(Data records)
/---

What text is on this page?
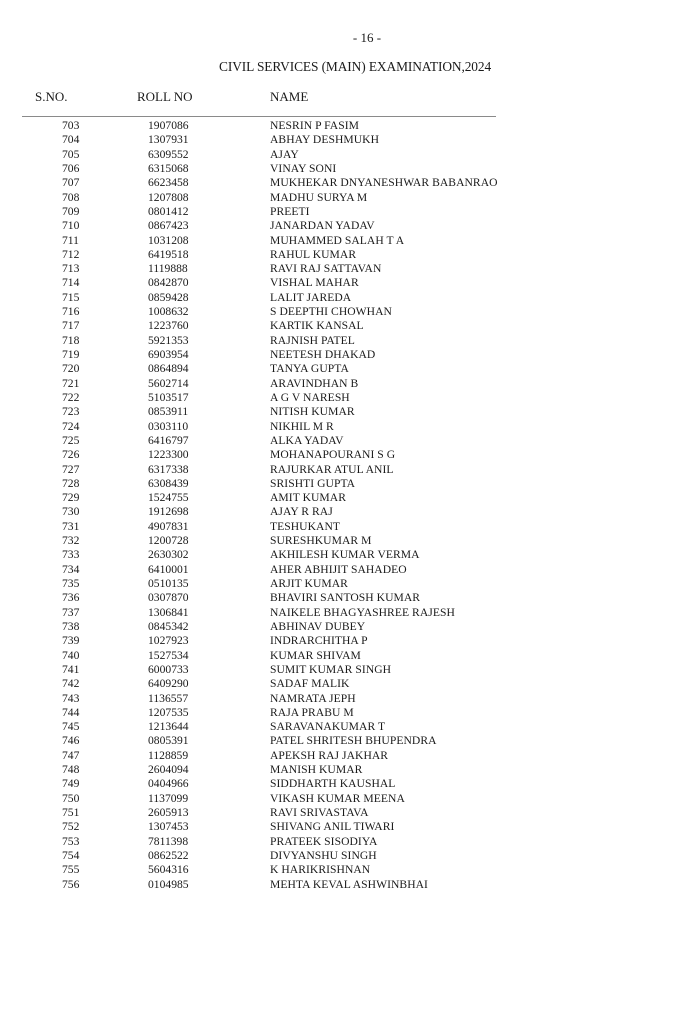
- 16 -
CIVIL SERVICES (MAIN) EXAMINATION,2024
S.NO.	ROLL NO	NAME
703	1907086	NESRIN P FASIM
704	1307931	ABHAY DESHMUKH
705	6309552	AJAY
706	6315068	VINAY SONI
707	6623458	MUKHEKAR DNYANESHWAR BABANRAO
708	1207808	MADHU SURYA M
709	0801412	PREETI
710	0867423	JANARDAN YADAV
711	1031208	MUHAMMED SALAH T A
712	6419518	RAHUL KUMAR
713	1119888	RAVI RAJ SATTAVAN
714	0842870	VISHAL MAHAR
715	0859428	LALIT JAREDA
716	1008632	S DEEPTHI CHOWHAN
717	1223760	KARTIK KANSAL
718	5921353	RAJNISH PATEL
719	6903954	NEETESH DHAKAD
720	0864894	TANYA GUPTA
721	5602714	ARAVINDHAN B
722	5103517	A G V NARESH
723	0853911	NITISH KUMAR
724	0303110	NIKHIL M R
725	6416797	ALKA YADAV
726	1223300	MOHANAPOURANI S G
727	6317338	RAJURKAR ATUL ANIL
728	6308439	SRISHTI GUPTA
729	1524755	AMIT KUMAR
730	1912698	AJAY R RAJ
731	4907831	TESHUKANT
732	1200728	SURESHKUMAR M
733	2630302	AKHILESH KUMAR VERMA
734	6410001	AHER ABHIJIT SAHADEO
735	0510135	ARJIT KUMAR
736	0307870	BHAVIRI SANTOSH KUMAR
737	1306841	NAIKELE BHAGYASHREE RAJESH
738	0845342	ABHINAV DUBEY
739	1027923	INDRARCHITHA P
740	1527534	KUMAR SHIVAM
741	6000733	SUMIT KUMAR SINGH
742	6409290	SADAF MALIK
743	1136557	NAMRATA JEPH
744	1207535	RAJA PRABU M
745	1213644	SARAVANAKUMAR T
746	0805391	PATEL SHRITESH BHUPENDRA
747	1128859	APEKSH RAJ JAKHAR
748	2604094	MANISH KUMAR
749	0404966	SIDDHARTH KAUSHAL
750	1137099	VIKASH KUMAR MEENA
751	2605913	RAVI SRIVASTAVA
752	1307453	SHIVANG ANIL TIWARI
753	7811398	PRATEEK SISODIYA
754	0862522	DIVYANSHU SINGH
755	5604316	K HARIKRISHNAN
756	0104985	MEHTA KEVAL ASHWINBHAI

\---
/---

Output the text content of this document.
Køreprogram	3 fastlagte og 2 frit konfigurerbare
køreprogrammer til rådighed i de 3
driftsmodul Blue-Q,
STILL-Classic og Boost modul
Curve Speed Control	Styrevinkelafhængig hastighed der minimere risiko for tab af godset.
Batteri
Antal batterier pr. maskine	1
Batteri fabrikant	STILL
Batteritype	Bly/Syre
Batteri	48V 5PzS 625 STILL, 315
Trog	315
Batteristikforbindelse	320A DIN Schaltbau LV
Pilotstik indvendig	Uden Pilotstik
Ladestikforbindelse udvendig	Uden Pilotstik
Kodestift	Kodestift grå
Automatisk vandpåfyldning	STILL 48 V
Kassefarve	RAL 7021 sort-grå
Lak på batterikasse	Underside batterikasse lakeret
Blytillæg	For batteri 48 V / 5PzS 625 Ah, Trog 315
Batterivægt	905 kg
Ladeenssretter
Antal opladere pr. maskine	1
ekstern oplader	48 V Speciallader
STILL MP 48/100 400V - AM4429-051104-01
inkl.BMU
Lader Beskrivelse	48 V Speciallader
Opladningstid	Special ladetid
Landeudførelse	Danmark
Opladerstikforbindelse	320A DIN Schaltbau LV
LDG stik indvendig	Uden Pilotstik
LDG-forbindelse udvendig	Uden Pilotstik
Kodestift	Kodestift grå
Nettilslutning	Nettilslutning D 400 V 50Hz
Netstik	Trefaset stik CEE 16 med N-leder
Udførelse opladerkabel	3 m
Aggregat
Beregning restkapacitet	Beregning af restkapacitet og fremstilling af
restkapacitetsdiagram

\---

■ What to produce
Gather each line of the listing containing the word "SINGH" and show it.

■ The solution
741	6000733	SUMIT KUMAR SINGH
754	0862522	DIVYANSHU SINGH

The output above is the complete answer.